AVAILABLE RECORDS:
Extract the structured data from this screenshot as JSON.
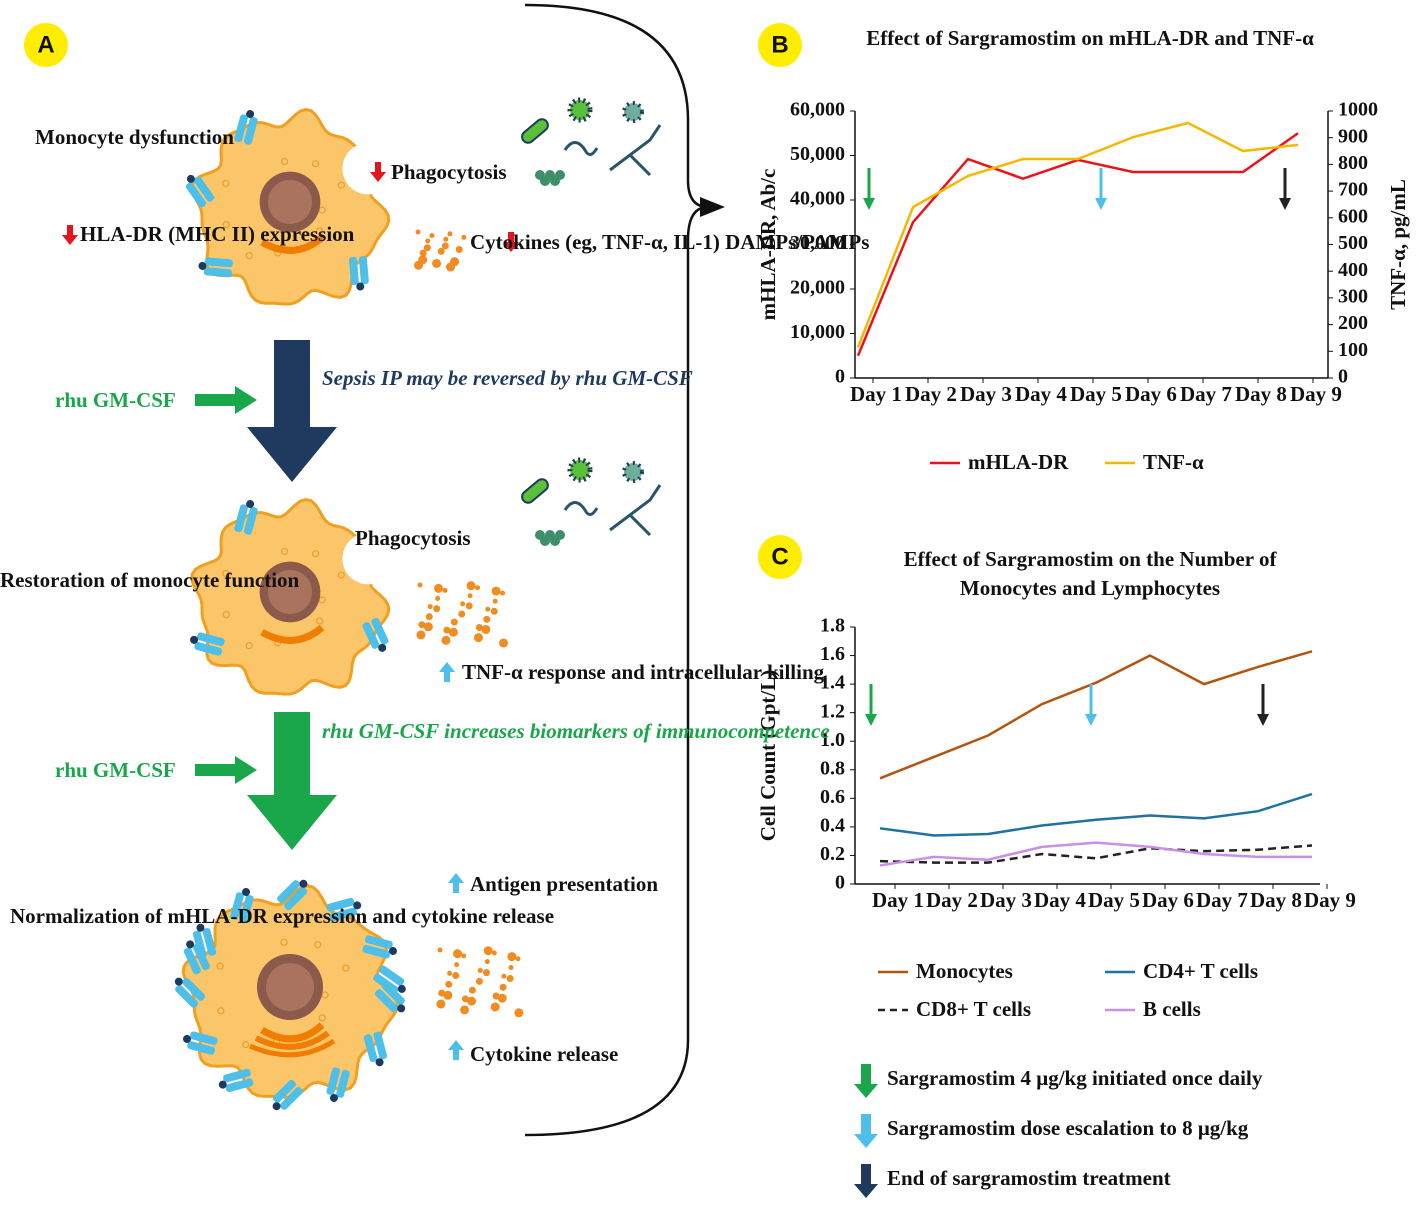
{
  "panel_labels": [
    "A",
    "B",
    "C"
  ],
  "panel_a": {
    "dysfunction": "Monocyte dysfunction",
    "hla_low": "HLA-DR (MHC II) expression",
    "phago_low": "Phagocytosis",
    "cytokines_low": "Cytokines (eg, TNF-α, IL-1) DAMPs/PAMPs",
    "gmcsf_1": "rhu GM-CSF",
    "reversal": "Sepsis IP may be reversed by rhu GM-CSF",
    "phago_restored": "Phagocytosis",
    "restoration": "Restoration of monocyte function",
    "tnf_response": "TNF-α response and intracellular killing",
    "gmcsf_2": "rhu GM-CSF",
    "increase": "rhu GM-CSF increases biomarkers of immunocompetence",
    "normalization": "Normalization of mHLA-DR expression and cytokine release",
    "antigen": "Antigen presentation",
    "cytokine_release": "Cytokine release"
  },
  "chart_data": [
    {
      "type": "line",
      "title": "Effect of Sargramostim on mHLA-DR and TNF-α",
      "categories": [
        "Day 1",
        "Day 2",
        "Day 3",
        "Day 4",
        "Day 5",
        "Day 6",
        "Day 7",
        "Day 8",
        "Day 9"
      ],
      "ylabel": "mHLA-DR, Ab/c",
      "y2label": "TNF-α, pg/mL",
      "ylim": [
        0,
        60000
      ],
      "yticks": [
        0,
        {
          "value": 10000,
          "label": "10,000"
        },
        {
          "value": 20000,
          "label": "20,000"
        },
        {
          "value": 30000,
          "label": "30,000"
        },
        {
          "value": 40000,
          "label": "40,000"
        },
        {
          "value": 50000,
          "label": "50,000"
        },
        {
          "value": 60000,
          "label": "60,000"
        }
      ],
      "y2lim": [
        0,
        1000
      ],
      "y2ticks": [
        0,
        100,
        200,
        300,
        400,
        500,
        600,
        700,
        800,
        900,
        1000
      ],
      "series": [
        {
          "name": "mHLA-DR",
          "color": "#e8141c",
          "values": [
            5000,
            35000,
            49200,
            44800,
            49000,
            46300,
            46300,
            46300,
            55000
          ]
        },
        {
          "name": "TNF-α",
          "color": "#f5b800",
          "axis": "y2",
          "values": [
            115,
            640,
            757,
            820,
            820,
            902,
            955,
            850,
            873
          ]
        }
      ]
    },
    {
      "type": "line",
      "title": "Effect of Sargramostim on the Number of Monocytes and Lymphocytes",
      "categories": [
        "Day 1",
        "Day 2",
        "Day 3",
        "Day 4",
        "Day 5",
        "Day 6",
        "Day 7",
        "Day 8",
        "Day 9"
      ],
      "ylabel": "Cell Count (Gpt/L)",
      "ylim": [
        0,
        1.8
      ],
      "yticks": [
        0,
        0.2,
        0.4,
        0.6,
        0.8,
        {
          "value": 1,
          "label": "1.0"
        },
        1.2,
        1.4,
        1.6,
        1.8
      ],
      "series": [
        {
          "name": "Monocytes",
          "color": "#b5540f",
          "values": [
            0.74,
            0.89,
            1.04,
            1.26,
            1.41,
            1.6,
            1.4,
            1.52,
            1.63
          ]
        },
        {
          "name": "CD4+ T cells",
          "color": "#1e73a0",
          "values": [
            0.39,
            0.34,
            0.35,
            0.41,
            0.45,
            0.48,
            0.46,
            0.51,
            0.63
          ]
        },
        {
          "name": "CD8+ T cells",
          "color": "#222222",
          "dashed": true,
          "values": [
            0.16,
            0.15,
            0.15,
            0.21,
            0.18,
            0.25,
            0.23,
            0.24,
            0.27
          ]
        },
        {
          "name": "B cells",
          "color": "#c890e6",
          "values": [
            0.13,
            0.19,
            0.17,
            0.26,
            0.29,
            0.26,
            0.21,
            0.19,
            0.19
          ]
        }
      ]
    }
  ],
  "arrow_legend": [
    {
      "text": "Sargramostim 4 μg/kg initiated once daily",
      "color": "#1aa64a"
    },
    {
      "text": "Sargramostim dose escalation to 8 μg/kg",
      "color": "#4dbfe8"
    },
    {
      "text": "End of sargramostim treatment",
      "color": "#1f3a5f"
    }
  ]
}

THE TASK: Repeat each of the records exactly as written, except for the pictures, which are to be left out.

OUTPUT OF THE EXERCISE:
Extract the structured data from this screenshot as JSON.
{
  "panel_labels": [
    "A",
    "B",
    "C"
  ],
  "panel_a": {
    "dysfunction": "Monocyte dysfunction",
    "hla_low": "HLA-DR (MHC II) expression",
    "phago_low": "Phagocytosis",
    "cytokines_low": "Cytokines (eg, TNF-α, IL-1) DAMPs/PAMPs",
    "gmcsf_1": "rhu GM-CSF",
    "reversal": "Sepsis IP may be reversed by rhu GM-CSF",
    "phago_restored": "Phagocytosis",
    "restoration": "Restoration of monocyte function",
    "tnf_response": "TNF-α response and intracellular killing",
    "gmcsf_2": "rhu GM-CSF",
    "increase": "rhu GM-CSF increases biomarkers of immunocompetence",
    "normalization": "Normalization of mHLA-DR expression and cytokine release",
    "antigen": "Antigen presentation",
    "cytokine_release": "Cytokine release"
  },
  "chart_data": [
    {
      "type": "line",
      "title": "Effect of Sargramostim on mHLA-DR and TNF-α",
      "categories": [
        "Day 1",
        "Day 2",
        "Day 3",
        "Day 4",
        "Day 5",
        "Day 6",
        "Day 7",
        "Day 8",
        "Day 9"
      ],
      "ylabel": "mHLA-DR, Ab/c",
      "y2label": "TNF-α, pg/mL",
      "ylim": [
        0,
        60000
      ],
      "yticks": [
        0,
        {
          "value": 10000,
          "label": "10,000"
        },
        {
          "value": 20000,
          "label": "20,000"
        },
        {
          "value": 30000,
          "label": "30,000"
        },
        {
          "value": 40000,
          "label": "40,000"
        },
        {
          "value": 50000,
          "label": "50,000"
        },
        {
          "value": 60000,
          "label": "60,000"
        }
      ],
      "y2lim": [
        0,
        1000
      ],
      "y2ticks": [
        0,
        100,
        200,
        300,
        400,
        500,
        600,
        700,
        800,
        900,
        1000
      ],
      "series": [
        {
          "name": "mHLA-DR",
          "color": "#e8141c",
          "values": [
            5000,
            35000,
            49200,
            44800,
            49000,
            46300,
            46300,
            46300,
            55000
          ]
        },
        {
          "name": "TNF-α",
          "color": "#f5b800",
          "axis": "y2",
          "values": [
            115,
            640,
            757,
            820,
            820,
            902,
            955,
            850,
            873
          ]
        }
      ]
    },
    {
      "type": "line",
      "title": "Effect of Sargramostim on the Number of Monocytes and Lymphocytes",
      "categories": [
        "Day 1",
        "Day 2",
        "Day 3",
        "Day 4",
        "Day 5",
        "Day 6",
        "Day 7",
        "Day 8",
        "Day 9"
      ],
      "ylabel": "Cell Count (Gpt/L)",
      "ylim": [
        0,
        1.8
      ],
      "yticks": [
        0,
        0.2,
        0.4,
        0.6,
        0.8,
        {
          "value": 1,
          "label": "1.0"
        },
        1.2,
        1.4,
        1.6,
        1.8
      ],
      "series": [
        {
          "name": "Monocytes",
          "color": "#b5540f",
          "values": [
            0.74,
            0.89,
            1.04,
            1.26,
            1.41,
            1.6,
            1.4,
            1.52,
            1.63
          ]
        },
        {
          "name": "CD4+ T cells",
          "color": "#1e73a0",
          "values": [
            0.39,
            0.34,
            0.35,
            0.41,
            0.45,
            0.48,
            0.46,
            0.51,
            0.63
          ]
        },
        {
          "name": "CD8+ T cells",
          "color": "#222222",
          "dashed": true,
          "values": [
            0.16,
            0.15,
            0.15,
            0.21,
            0.18,
            0.25,
            0.23,
            0.24,
            0.27
          ]
        },
        {
          "name": "B cells",
          "color": "#c890e6",
          "values": [
            0.13,
            0.19,
            0.17,
            0.26,
            0.29,
            0.26,
            0.21,
            0.19,
            0.19
          ]
        }
      ]
    }
  ],
  "arrow_legend": [
    {
      "text": "Sargramostim 4 μg/kg initiated once daily",
      "color": "#1aa64a"
    },
    {
      "text": "Sargramostim dose escalation to 8 μg/kg",
      "color": "#4dbfe8"
    },
    {
      "text": "End of sargramostim treatment",
      "color": "#1f3a5f"
    }
  ]
}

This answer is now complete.